WRITTEN INSTRUCTION> Find the string "Gateway" in the entries and copy each line that has it.

INFORMATION PROVIDED>
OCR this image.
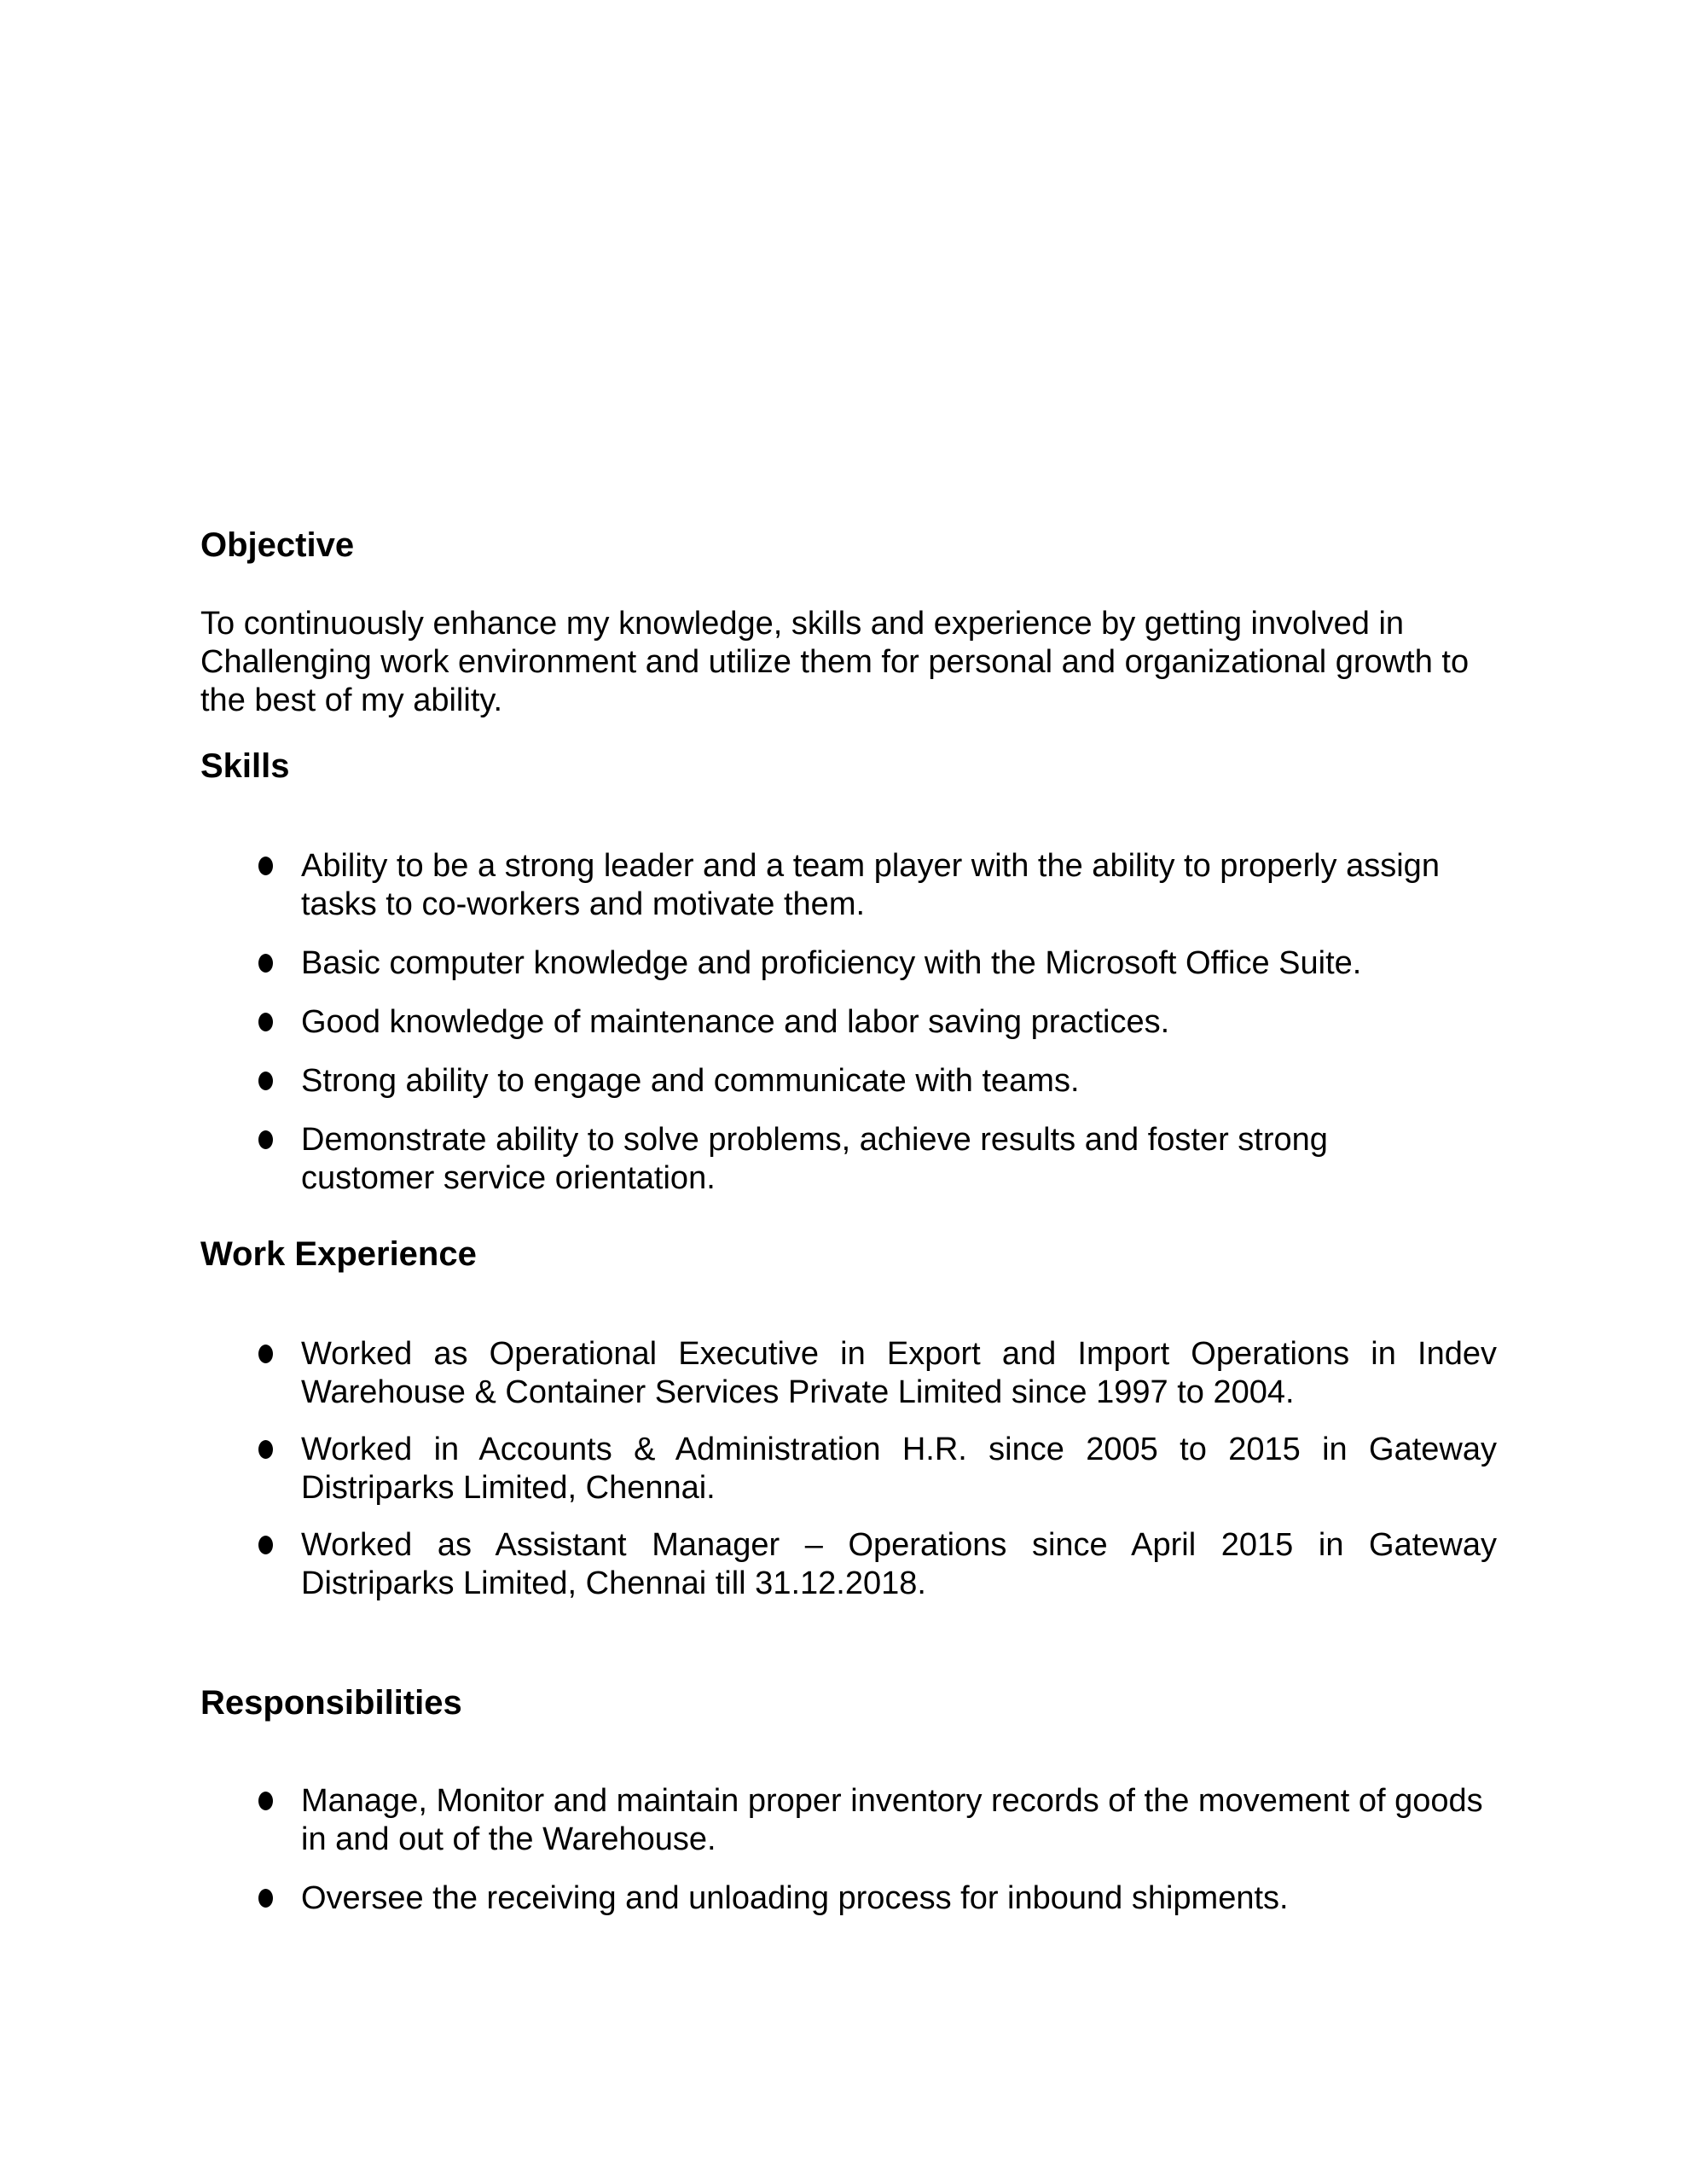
Objective

To continuously enhance my knowledge, skills and experience by getting involved in
Challenging work environment and utilize them for personal and organizational growth to
the best of my ability.

Skills
Ability to be a strong leader and a team player with the ability to properly assign
tasks to co-workers and motivate them.
Basic computer knowledge and proficiency with the Microsoft Office Suite.
Good knowledge of maintenance and labor saving practices.
Strong ability to engage and communicate with teams.
Demonstrate ability to solve problems, achieve results and foster strong
customer service orientation.
Work Experience
Worked as Operational Executive in Export and Import Operations in Indev
Warehouse & Container Services Private Limited since 1997 to 2004.
Worked in Accounts & Administration H.R. since 2005 to 2015 in Gateway
Distriparks Limited, Chennai.
Worked as Assistant Manager – Operations since April 2015 in Gateway
Distriparks Limited, Chennai till 31.12.2018.
Responsibilities
Manage, Monitor and maintain proper inventory records of the movement of goods
in and out of the Warehouse.
Oversee the receiving and unloading process for inbound shipments.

THE REPLY>
Worked in Accounts & Administration H.R. since 2005 to 2015 in Gateway
Worked as Assistant Manager – Operations since April 2015 in Gateway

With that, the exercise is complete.